--- DIRECTION ---
Extract every record, exactly as written, and ignore the pictures.

----- ENTRIES PROVIDED

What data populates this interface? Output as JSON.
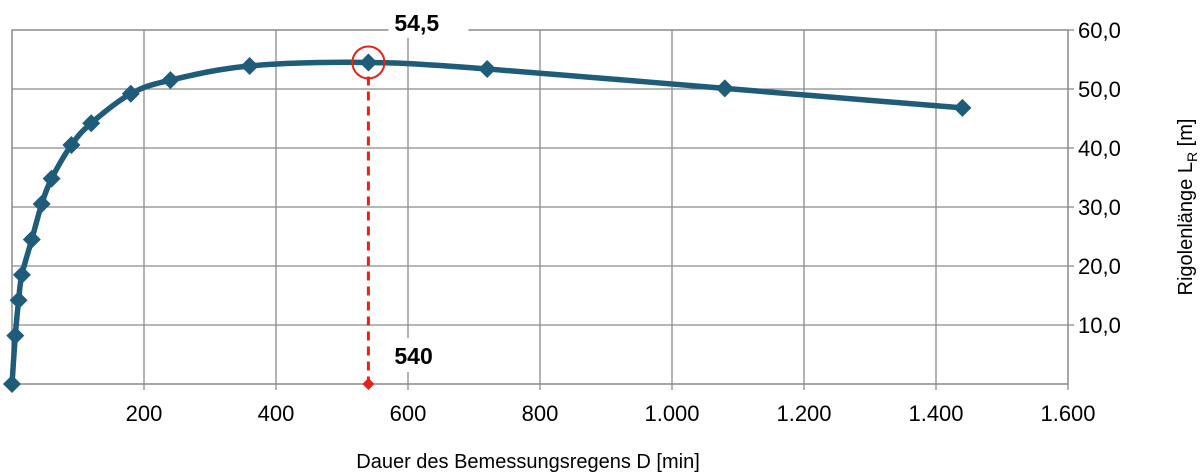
{
  "chart_data": {
    "type": "line",
    "title": "",
    "xlabel": "Dauer des Bemessungsregens  D [min]",
    "ylabel": {
      "text": "Rigolenlänge   L",
      "sub": "R",
      "unit": " [m]"
    },
    "xlim": [
      0,
      1600
    ],
    "ylim": [
      0,
      60
    ],
    "x_ticks": [
      {
        "value": 200,
        "label": "200"
      },
      {
        "value": 400,
        "label": "400"
      },
      {
        "value": 600,
        "label": "600"
      },
      {
        "value": 800,
        "label": "800"
      },
      {
        "value": 1000,
        "label": "1.000"
      },
      {
        "value": 1200,
        "label": "1.200"
      },
      {
        "value": 1400,
        "label": "1.400"
      },
      {
        "value": 1600,
        "label": "1.600"
      }
    ],
    "y_ticks": [
      {
        "value": 10,
        "label": "10,0"
      },
      {
        "value": 20,
        "label": "20,0"
      },
      {
        "value": 30,
        "label": "30,0"
      },
      {
        "value": 40,
        "label": "40,0"
      },
      {
        "value": 50,
        "label": "50,0"
      },
      {
        "value": 60,
        "label": "60,0"
      }
    ],
    "grid": true,
    "legend": "none",
    "series": [
      {
        "color": "#1f5c7a",
        "marker": "diamond",
        "points": [
          {
            "x": 0,
            "y": 0
          },
          {
            "x": 5,
            "y": 8.2
          },
          {
            "x": 10,
            "y": 14.2
          },
          {
            "x": 15,
            "y": 18.5
          },
          {
            "x": 30,
            "y": 24.5
          },
          {
            "x": 45,
            "y": 30.5
          },
          {
            "x": 60,
            "y": 34.8
          },
          {
            "x": 90,
            "y": 40.5
          },
          {
            "x": 120,
            "y": 44.2
          },
          {
            "x": 180,
            "y": 49.2
          },
          {
            "x": 240,
            "y": 51.5
          },
          {
            "x": 360,
            "y": 53.9
          },
          {
            "x": 540,
            "y": 54.5
          },
          {
            "x": 720,
            "y": 53.4
          },
          {
            "x": 1080,
            "y": 50.1
          },
          {
            "x": 1440,
            "y": 46.8
          }
        ]
      }
    ],
    "annotations": {
      "max_value_label": "54,5",
      "max_duration_label": "540",
      "max_point": {
        "x": 540,
        "y": 54.5
      },
      "highlight_color": "#e8221a"
    }
  }
}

----------

--- OUTPUT ---
What data populates this interface? Output as JSON.
{
  "chart_data": {
    "type": "line",
    "title": "",
    "xlabel": "Dauer des Bemessungsregens  D [min]",
    "ylabel": {
      "text": "Rigolenlänge   L",
      "sub": "R",
      "unit": " [m]"
    },
    "xlim": [
      0,
      1600
    ],
    "ylim": [
      0,
      60
    ],
    "x_ticks": [
      {
        "value": 200,
        "label": "200"
      },
      {
        "value": 400,
        "label": "400"
      },
      {
        "value": 600,
        "label": "600"
      },
      {
        "value": 800,
        "label": "800"
      },
      {
        "value": 1000,
        "label": "1.000"
      },
      {
        "value": 1200,
        "label": "1.200"
      },
      {
        "value": 1400,
        "label": "1.400"
      },
      {
        "value": 1600,
        "label": "1.600"
      }
    ],
    "y_ticks": [
      {
        "value": 10,
        "label": "10,0"
      },
      {
        "value": 20,
        "label": "20,0"
      },
      {
        "value": 30,
        "label": "30,0"
      },
      {
        "value": 40,
        "label": "40,0"
      },
      {
        "value": 50,
        "label": "50,0"
      },
      {
        "value": 60,
        "label": "60,0"
      }
    ],
    "grid": true,
    "legend": "none",
    "series": [
      {
        "color": "#1f5c7a",
        "marker": "diamond",
        "points": [
          {
            "x": 0,
            "y": 0
          },
          {
            "x": 5,
            "y": 8.2
          },
          {
            "x": 10,
            "y": 14.2
          },
          {
            "x": 15,
            "y": 18.5
          },
          {
            "x": 30,
            "y": 24.5
          },
          {
            "x": 45,
            "y": 30.5
          },
          {
            "x": 60,
            "y": 34.8
          },
          {
            "x": 90,
            "y": 40.5
          },
          {
            "x": 120,
            "y": 44.2
          },
          {
            "x": 180,
            "y": 49.2
          },
          {
            "x": 240,
            "y": 51.5
          },
          {
            "x": 360,
            "y": 53.9
          },
          {
            "x": 540,
            "y": 54.5
          },
          {
            "x": 720,
            "y": 53.4
          },
          {
            "x": 1080,
            "y": 50.1
          },
          {
            "x": 1440,
            "y": 46.8
          }
        ]
      }
    ],
    "annotations": {
      "max_value_label": "54,5",
      "max_duration_label": "540",
      "max_point": {
        "x": 540,
        "y": 54.5
      },
      "highlight_color": "#e8221a"
    }
  }
}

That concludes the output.